> [Written instruction] Copy every line with the string "ดการสารเคม" in it.

> [Material provided]
_ _ _ _ _ _ _

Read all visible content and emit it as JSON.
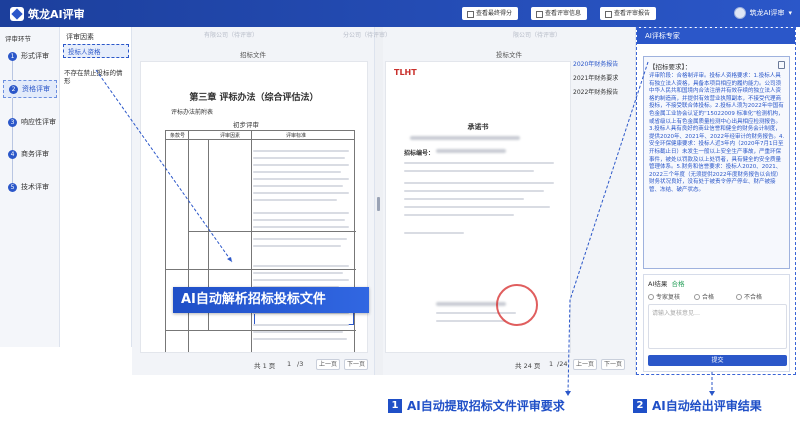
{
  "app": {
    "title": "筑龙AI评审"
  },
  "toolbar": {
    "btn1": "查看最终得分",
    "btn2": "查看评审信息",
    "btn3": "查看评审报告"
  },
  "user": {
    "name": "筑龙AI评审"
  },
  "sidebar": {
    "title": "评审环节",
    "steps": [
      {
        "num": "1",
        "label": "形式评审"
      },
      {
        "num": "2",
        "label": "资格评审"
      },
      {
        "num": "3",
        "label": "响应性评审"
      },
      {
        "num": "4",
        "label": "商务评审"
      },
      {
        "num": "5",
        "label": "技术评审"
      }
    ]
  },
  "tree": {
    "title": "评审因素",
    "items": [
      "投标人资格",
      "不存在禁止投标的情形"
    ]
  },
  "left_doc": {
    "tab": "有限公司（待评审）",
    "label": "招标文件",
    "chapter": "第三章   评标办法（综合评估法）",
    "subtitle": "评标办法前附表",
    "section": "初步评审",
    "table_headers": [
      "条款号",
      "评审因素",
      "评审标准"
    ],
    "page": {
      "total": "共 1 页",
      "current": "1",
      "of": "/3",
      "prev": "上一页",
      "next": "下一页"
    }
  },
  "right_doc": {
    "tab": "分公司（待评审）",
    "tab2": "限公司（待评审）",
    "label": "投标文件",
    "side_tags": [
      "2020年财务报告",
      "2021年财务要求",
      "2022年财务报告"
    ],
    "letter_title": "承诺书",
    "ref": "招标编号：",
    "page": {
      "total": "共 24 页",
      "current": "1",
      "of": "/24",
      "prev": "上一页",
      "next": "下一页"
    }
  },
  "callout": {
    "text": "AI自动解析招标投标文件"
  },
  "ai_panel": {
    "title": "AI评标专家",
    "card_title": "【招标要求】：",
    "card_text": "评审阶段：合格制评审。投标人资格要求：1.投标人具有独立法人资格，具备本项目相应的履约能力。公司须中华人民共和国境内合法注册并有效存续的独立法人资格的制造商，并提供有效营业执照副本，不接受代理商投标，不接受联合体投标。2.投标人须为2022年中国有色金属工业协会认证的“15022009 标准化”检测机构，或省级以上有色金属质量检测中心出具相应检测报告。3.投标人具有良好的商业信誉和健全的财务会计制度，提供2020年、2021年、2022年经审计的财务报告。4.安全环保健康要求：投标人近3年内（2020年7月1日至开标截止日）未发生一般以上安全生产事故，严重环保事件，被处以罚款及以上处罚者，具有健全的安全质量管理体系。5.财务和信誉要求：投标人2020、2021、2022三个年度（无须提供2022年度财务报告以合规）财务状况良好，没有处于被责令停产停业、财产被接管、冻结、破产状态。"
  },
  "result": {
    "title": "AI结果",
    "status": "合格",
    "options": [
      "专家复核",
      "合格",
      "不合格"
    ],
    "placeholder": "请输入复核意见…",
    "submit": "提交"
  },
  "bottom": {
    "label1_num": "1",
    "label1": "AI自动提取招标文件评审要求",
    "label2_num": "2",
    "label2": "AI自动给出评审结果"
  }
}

_ _ _ _ _ _ _

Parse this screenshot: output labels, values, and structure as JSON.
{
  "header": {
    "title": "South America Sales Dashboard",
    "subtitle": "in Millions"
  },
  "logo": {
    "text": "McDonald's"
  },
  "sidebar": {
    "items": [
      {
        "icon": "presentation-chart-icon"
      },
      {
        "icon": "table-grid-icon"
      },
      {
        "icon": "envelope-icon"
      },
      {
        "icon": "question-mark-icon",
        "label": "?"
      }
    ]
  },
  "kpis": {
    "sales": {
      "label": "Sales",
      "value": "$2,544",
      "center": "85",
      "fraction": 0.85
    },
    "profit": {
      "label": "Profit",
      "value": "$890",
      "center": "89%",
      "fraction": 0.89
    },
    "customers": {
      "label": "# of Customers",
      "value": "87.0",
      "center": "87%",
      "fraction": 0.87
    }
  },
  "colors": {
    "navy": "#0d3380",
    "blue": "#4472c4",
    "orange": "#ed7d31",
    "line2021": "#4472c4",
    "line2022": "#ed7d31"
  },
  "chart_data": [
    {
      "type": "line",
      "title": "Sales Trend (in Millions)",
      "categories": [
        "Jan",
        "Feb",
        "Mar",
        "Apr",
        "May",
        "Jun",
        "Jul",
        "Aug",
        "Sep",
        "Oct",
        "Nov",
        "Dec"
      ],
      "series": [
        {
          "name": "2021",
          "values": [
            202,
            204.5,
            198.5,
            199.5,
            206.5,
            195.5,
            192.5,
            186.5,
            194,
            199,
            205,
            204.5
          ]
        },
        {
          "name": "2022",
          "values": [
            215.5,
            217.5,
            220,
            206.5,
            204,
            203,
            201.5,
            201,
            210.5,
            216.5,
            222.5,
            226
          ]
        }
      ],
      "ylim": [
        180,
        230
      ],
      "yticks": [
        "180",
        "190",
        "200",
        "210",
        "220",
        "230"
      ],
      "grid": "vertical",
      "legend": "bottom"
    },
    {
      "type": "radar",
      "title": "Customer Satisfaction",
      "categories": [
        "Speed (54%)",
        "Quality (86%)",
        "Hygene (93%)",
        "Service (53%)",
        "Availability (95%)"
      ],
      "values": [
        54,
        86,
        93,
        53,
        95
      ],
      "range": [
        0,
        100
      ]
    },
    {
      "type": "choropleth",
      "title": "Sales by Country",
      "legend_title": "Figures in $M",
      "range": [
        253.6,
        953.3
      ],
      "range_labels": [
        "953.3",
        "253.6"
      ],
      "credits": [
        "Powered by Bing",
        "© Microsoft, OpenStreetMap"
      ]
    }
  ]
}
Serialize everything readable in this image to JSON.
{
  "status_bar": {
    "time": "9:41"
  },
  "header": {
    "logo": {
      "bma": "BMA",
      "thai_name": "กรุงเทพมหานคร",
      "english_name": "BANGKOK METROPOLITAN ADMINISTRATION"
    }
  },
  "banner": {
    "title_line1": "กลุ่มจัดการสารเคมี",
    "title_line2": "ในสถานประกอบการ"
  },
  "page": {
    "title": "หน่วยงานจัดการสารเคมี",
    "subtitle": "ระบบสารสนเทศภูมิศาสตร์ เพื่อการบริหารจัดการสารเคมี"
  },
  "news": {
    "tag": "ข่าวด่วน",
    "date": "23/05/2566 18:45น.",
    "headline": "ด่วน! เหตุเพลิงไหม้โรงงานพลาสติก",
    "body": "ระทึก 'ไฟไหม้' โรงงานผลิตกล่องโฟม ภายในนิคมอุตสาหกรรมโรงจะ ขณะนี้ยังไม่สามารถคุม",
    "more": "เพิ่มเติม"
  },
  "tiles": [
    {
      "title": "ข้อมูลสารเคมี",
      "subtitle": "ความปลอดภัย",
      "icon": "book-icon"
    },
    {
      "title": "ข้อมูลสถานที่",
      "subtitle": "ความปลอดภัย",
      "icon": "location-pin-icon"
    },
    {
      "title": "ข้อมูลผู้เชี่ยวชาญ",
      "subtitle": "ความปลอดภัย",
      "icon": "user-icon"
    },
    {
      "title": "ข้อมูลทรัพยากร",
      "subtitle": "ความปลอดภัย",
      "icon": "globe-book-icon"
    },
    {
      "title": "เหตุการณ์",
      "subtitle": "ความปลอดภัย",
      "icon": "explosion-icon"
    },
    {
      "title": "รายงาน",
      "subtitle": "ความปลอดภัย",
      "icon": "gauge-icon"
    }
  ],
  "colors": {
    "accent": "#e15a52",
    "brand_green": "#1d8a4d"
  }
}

_ _ _ _ _ _ _

> [Written reply]
    "title_line1": "กลุ่มจัดการสารเคมี",
    "title": "หน่วยงานจัดการสารเคมี",
    "subtitle": "ระบบสารสนเทศภูมิศาสตร์ เพื่อการบริหารจัดการสารเคมี"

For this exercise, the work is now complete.